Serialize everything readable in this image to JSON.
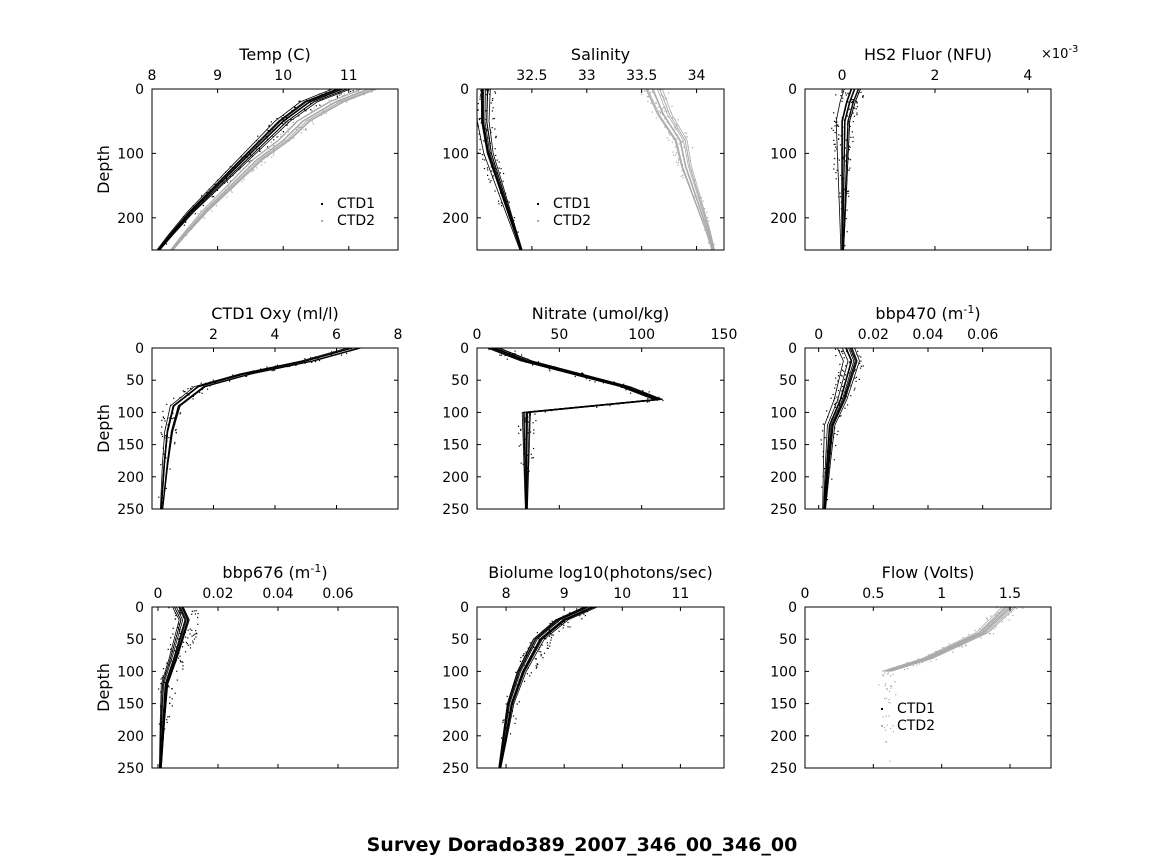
{
  "figure": {
    "title": "Survey Dorado389_2007_346_00_346_00"
  },
  "chart_data": [
    {
      "type": "scatter",
      "title": "Temp (C)",
      "ylabel": "Depth",
      "xlim": [
        8,
        11.75
      ],
      "ylim": [
        0,
        250
      ],
      "y_reversed": true,
      "x_axis": "top",
      "xticks": [
        "8",
        "9",
        "10",
        "11"
      ],
      "yticks": [
        "0",
        "100",
        "200"
      ],
      "legend": [
        "CTD1",
        "CTD2"
      ],
      "legend_location": "right",
      "series": [
        {
          "name": "CTD1",
          "color": "#000000",
          "profile": [
            [
              10.9,
              0
            ],
            [
              10.4,
              20
            ],
            [
              10.0,
              50
            ],
            [
              9.7,
              80
            ],
            [
              9.4,
              110
            ],
            [
              9.0,
              150
            ],
            [
              8.6,
              190
            ],
            [
              8.3,
              225
            ],
            [
              8.1,
              250
            ]
          ]
        },
        {
          "name": "CTD2",
          "color": "#aaaaaa",
          "profile": [
            [
              11.3,
              0
            ],
            [
              10.8,
              20
            ],
            [
              10.3,
              50
            ],
            [
              10.0,
              80
            ],
            [
              9.6,
              110
            ],
            [
              9.2,
              150
            ],
            [
              8.8,
              190
            ],
            [
              8.5,
              225
            ],
            [
              8.3,
              250
            ]
          ]
        }
      ]
    },
    {
      "type": "scatter",
      "title": "Salinity",
      "ylabel": "",
      "xlim": [
        32.0,
        34.25
      ],
      "ylim": [
        0,
        250
      ],
      "y_reversed": true,
      "x_axis": "top",
      "xticks": [
        "32.5",
        "33",
        "33.5",
        "34"
      ],
      "yticks": [
        "0",
        "100",
        "200"
      ],
      "legend": [
        "CTD1",
        "CTD2"
      ],
      "legend_location": "center",
      "series": [
        {
          "name": "CTD1",
          "color": "#000000",
          "profile": [
            [
              32.05,
              0
            ],
            [
              32.05,
              50
            ],
            [
              32.1,
              100
            ],
            [
              32.2,
              150
            ],
            [
              32.3,
              200
            ],
            [
              32.4,
              250
            ]
          ]
        },
        {
          "name": "CTD2",
          "color": "#aaaaaa",
          "profile": [
            [
              33.6,
              0
            ],
            [
              33.7,
              40
            ],
            [
              33.85,
              80
            ],
            [
              33.9,
              120
            ],
            [
              34.0,
              170
            ],
            [
              34.1,
              220
            ],
            [
              34.15,
              250
            ]
          ]
        }
      ]
    },
    {
      "type": "scatter",
      "title": "HS2 Fluor (NFU)",
      "ylabel": "",
      "x_exponent": "×10-3",
      "xlim": [
        -0.8,
        4.5
      ],
      "ylim": [
        0,
        250
      ],
      "y_reversed": true,
      "x_axis": "top",
      "xticks": [
        "0",
        "2",
        "4"
      ],
      "yticks": [
        "0",
        "100",
        "200"
      ],
      "series": [
        {
          "name": "",
          "color": "#000000",
          "profile": [
            [
              0.2,
              0
            ],
            [
              0.1,
              20
            ],
            [
              0.0,
              50
            ],
            [
              0.0,
              100
            ],
            [
              0.0,
              150
            ],
            [
              0.0,
              200
            ],
            [
              0.0,
              250
            ]
          ]
        }
      ]
    },
    {
      "type": "scatter",
      "title": "CTD1 Oxy (ml/l)",
      "ylabel": "Depth",
      "xlim": [
        0,
        8
      ],
      "ylim": [
        0,
        250
      ],
      "y_reversed": true,
      "x_axis": "top",
      "xticks": [
        "2",
        "4",
        "6",
        "8"
      ],
      "yticks": [
        "0",
        "50",
        "100",
        "150",
        "200",
        "250"
      ],
      "series": [
        {
          "name": "",
          "color": "#000000",
          "profile": [
            [
              6.5,
              0
            ],
            [
              5.0,
              20
            ],
            [
              3.0,
              40
            ],
            [
              1.5,
              60
            ],
            [
              0.7,
              90
            ],
            [
              0.5,
              130
            ],
            [
              0.4,
              180
            ],
            [
              0.3,
              250
            ]
          ]
        }
      ]
    },
    {
      "type": "scatter",
      "title": "Nitrate (umol/kg)",
      "ylabel": "",
      "xlim": [
        0,
        150
      ],
      "ylim": [
        0,
        250
      ],
      "y_reversed": true,
      "x_axis": "top",
      "xticks": [
        "0",
        "50",
        "100",
        "150"
      ],
      "yticks": [
        "0",
        "50",
        "100",
        "150",
        "200",
        "250"
      ],
      "series": [
        {
          "name": "",
          "color": "#000000",
          "profile": [
            [
              10,
              0
            ],
            [
              30,
              20
            ],
            [
              60,
              40
            ],
            [
              90,
              60
            ],
            [
              110,
              80
            ],
            [
              30,
              100
            ],
            [
              30,
              150
            ],
            [
              30,
              200
            ],
            [
              30,
              250
            ]
          ]
        }
      ]
    },
    {
      "type": "scatter",
      "title": "bbp470 (m-1)",
      "ylabel": "",
      "xlim": [
        -0.005,
        0.085
      ],
      "ylim": [
        0,
        250
      ],
      "y_reversed": true,
      "x_axis": "top",
      "xticks": [
        "0",
        "0.02",
        "0.04",
        "0.06"
      ],
      "yticks": [
        "0",
        "50",
        "100",
        "150",
        "200",
        "250"
      ],
      "series": [
        {
          "name": "",
          "color": "#000000",
          "profile": [
            [
              0.01,
              0
            ],
            [
              0.012,
              20
            ],
            [
              0.01,
              50
            ],
            [
              0.008,
              80
            ],
            [
              0.004,
              120
            ],
            [
              0.003,
              180
            ],
            [
              0.002,
              250
            ]
          ]
        }
      ]
    },
    {
      "type": "scatter",
      "title": "bbp676 (m-1)",
      "ylabel": "Depth",
      "xlim": [
        -0.002,
        0.08
      ],
      "ylim": [
        0,
        250
      ],
      "y_reversed": true,
      "x_axis": "top",
      "xticks": [
        "0",
        "0.02",
        "0.04",
        "0.06"
      ],
      "yticks": [
        "0",
        "50",
        "100",
        "150",
        "200",
        "250"
      ],
      "series": [
        {
          "name": "",
          "color": "#000000",
          "profile": [
            [
              0.008,
              0
            ],
            [
              0.01,
              20
            ],
            [
              0.008,
              50
            ],
            [
              0.006,
              80
            ],
            [
              0.003,
              120
            ],
            [
              0.002,
              180
            ],
            [
              0.001,
              250
            ]
          ]
        }
      ]
    },
    {
      "type": "scatter",
      "title": "Biolume log10(photons/sec)",
      "ylabel": "",
      "xlim": [
        7.5,
        11.75
      ],
      "ylim": [
        0,
        250
      ],
      "y_reversed": true,
      "x_axis": "top",
      "xticks": [
        "8",
        "9",
        "10",
        "11"
      ],
      "yticks": [
        "0",
        "50",
        "100",
        "150",
        "200",
        "250"
      ],
      "series": [
        {
          "name": "",
          "color": "#000000",
          "profile": [
            [
              9.5,
              0
            ],
            [
              9.0,
              20
            ],
            [
              8.6,
              50
            ],
            [
              8.3,
              100
            ],
            [
              8.1,
              150
            ],
            [
              8.0,
              200
            ],
            [
              7.9,
              250
            ]
          ]
        }
      ]
    },
    {
      "type": "scatter",
      "title": "Flow (Volts)",
      "ylabel": "",
      "xlim": [
        0,
        1.8
      ],
      "ylim": [
        0,
        250
      ],
      "y_reversed": true,
      "x_axis": "top",
      "xticks": [
        "0",
        "0.5",
        "1",
        "1.5"
      ],
      "yticks": [
        "0",
        "50",
        "100",
        "150",
        "200",
        "250"
      ],
      "legend": [
        "CTD1",
        "CTD2"
      ],
      "legend_location": "center-left",
      "series": [
        {
          "name": "CTD2",
          "color": "#aaaaaa",
          "profile": [
            [
              1.5,
              0
            ],
            [
              1.4,
              20
            ],
            [
              1.3,
              40
            ],
            [
              1.1,
              60
            ],
            [
              0.9,
              80
            ],
            [
              0.6,
              100
            ]
          ]
        }
      ]
    }
  ]
}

-*-*-

INSTRUCTION -> Only the number is wanted: how many lines in the preceding entries hold the string "title"?

CORRECT OUTPUT -> 10